→ **WHAT TO DO**
**A)** In the essay on Hollywood beach party movies, which compilation album did an aunt give the writer at age 12?
**B)** Resume the essay on Hollywood beach party movies after its final sentence and keep writing in the same voice.

→ **EXCERPT TO READ**
>> start

“Hollywood surf and beach movies were extremely popular as they struck a chord with the teenage psyche. (Filmmakers) realize(d) that roughly two-thirds of the movie ticket buying public were between the ages of 15 and 25. The beach party movies were tailored squarely for that audience, combining their love of rock music with their hormonal thirst for titillation…”
“Hollywood Surf and Beach Movies: The First Wave, 1959-1969” by Thomas Lisanti (2012)
When I was 12 years old, in 1984, I was given some records by an aunt. I remember one was the soundtrack for The Monkees’ movie Head – which I later, foolishly, got rid of – and another was The Beach Boys iconic compilation Endless Summer. This began my lifelong fascination with what rock journalist Timothy White has called “the Southern California experience”.
One of the things this lead to was my becoming a skateboarder of sorts. Through skateboarding, I was well aware of the term “poser”; someone who adopts a persona with which they have no actual connection. So from the outset I realized that because I lived in Southern Ontario and was not able to nor prepared to give myself over totally to a life spent pursuing sun, water sports and calculated sloth, I would always be perceived as something of a poser. It was like Harry Connick not being fully embraced by the jazz world because he often followed his muse into other arenas.
Posers abounded in Hollywood in the early 1960’s. I’m talking specifically about the “beach party” movies that began with Columbia’s Gidget in 1959. I had loved these films for 30 years before I was able to find the perfect book devoted to them, Thomas Lisanti’s Hollywood Surf and Beach Movies.
I would’ve been happy with an encyclopedia that simply provided me with all the particulars of these films but Tom’s book is so much more. He has his own personal history discovering and watching these movies as a teenager and his fondness for them comes through in his text. He is also able to draw on the extensive interviews he has conducted with countless “B movie” actors and actresses throughout the years.

>> end

→ **RECORDS SHOWN**
>> start

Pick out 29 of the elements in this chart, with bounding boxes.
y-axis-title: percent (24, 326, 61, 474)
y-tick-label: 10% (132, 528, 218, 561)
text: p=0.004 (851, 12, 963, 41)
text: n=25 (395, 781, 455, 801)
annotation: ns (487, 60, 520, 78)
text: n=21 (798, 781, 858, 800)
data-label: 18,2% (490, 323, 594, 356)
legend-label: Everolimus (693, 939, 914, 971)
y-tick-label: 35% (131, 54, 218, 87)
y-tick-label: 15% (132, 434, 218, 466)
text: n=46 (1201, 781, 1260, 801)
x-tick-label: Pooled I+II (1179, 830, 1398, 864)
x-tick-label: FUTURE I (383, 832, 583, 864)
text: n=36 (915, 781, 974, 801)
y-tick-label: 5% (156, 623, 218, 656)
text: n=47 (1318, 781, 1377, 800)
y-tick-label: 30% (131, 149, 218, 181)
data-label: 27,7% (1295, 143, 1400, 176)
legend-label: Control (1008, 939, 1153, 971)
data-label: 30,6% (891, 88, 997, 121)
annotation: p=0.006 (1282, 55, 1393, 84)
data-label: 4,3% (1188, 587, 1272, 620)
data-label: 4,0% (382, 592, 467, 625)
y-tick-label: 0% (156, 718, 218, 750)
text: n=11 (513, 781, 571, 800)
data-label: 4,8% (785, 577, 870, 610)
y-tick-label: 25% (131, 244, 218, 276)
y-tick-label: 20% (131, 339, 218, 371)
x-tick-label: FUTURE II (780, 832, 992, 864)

>> end

→ **ANSWERS BELOW**
**A)** The Beach Boys' compilation Endless Summer.

**B)**
He gives detailed accounts of how, when and why these movies were made and by whom. His introduction also gives pertinent historical context and explains the societal climate in which these films were offered as idyllic representations of life to teenagers all over the US and indeed worldwide.
The entry for each film starts with title and year of release, of course, but Tom also provides detailed info as a bonus. Each entry begins with a ranking depicting how each film fares in vital areas: Fun, Surfing, Boy Watching, Girl Watching, Music and Scenery. Detailed credits follow with a listing of songs and performers. The plot is discussed plus behind-the-scenes production notes and finally some critics reviews. Some even not negative!
Tom is well aware that these films were disdained by surfers and the real kids that were living in Southern California and other seaside locales at the time. Frankie Avalon, Annette Funicello, Aron Kincaide, Dwayne Hickman, Fabian, et al. were certainly not authentic representations of surfers and the “plots” of these films were often contrived to the point of stupidity but Tom maintains that does not render these films bereft of merit.
The fact that a scholarly work like Tom’s exists is proof that these films are worthy to be defended and – if looked at through the proper prism – these movies can be thoroughly enjoyed – guilt-free – for the amount of pleasure they give the viewer. Let’s face it; most of us are posers when it comes to living the “salt life”. We simply don’t live near water or we have families and jobs, obligations etc. For us, these goofy films and the lifestyles they depict can be all we have and we hold them dear. Sure we know Frank’s not actually riding a wave in that shot but who cares? These films are fine company through the long winters.
Perhaps Lisanti’s most important accomplishment is the interviews. Like other perhaps more serious facets of culture and society have been preserved by interviews and other historical documents housed in museums, Tom’s interviews with these actors and actresses serve as an oral history and help to preserve the story of this unique and beloved genre before the participants begin to pass away. Sometimes the remembrances of a Tommy Kirk or a Valora Noland can be as helpful in understanding an era or the inner workings of Hollywood as those of a Frankie Avalon or a Nancy Sinatra.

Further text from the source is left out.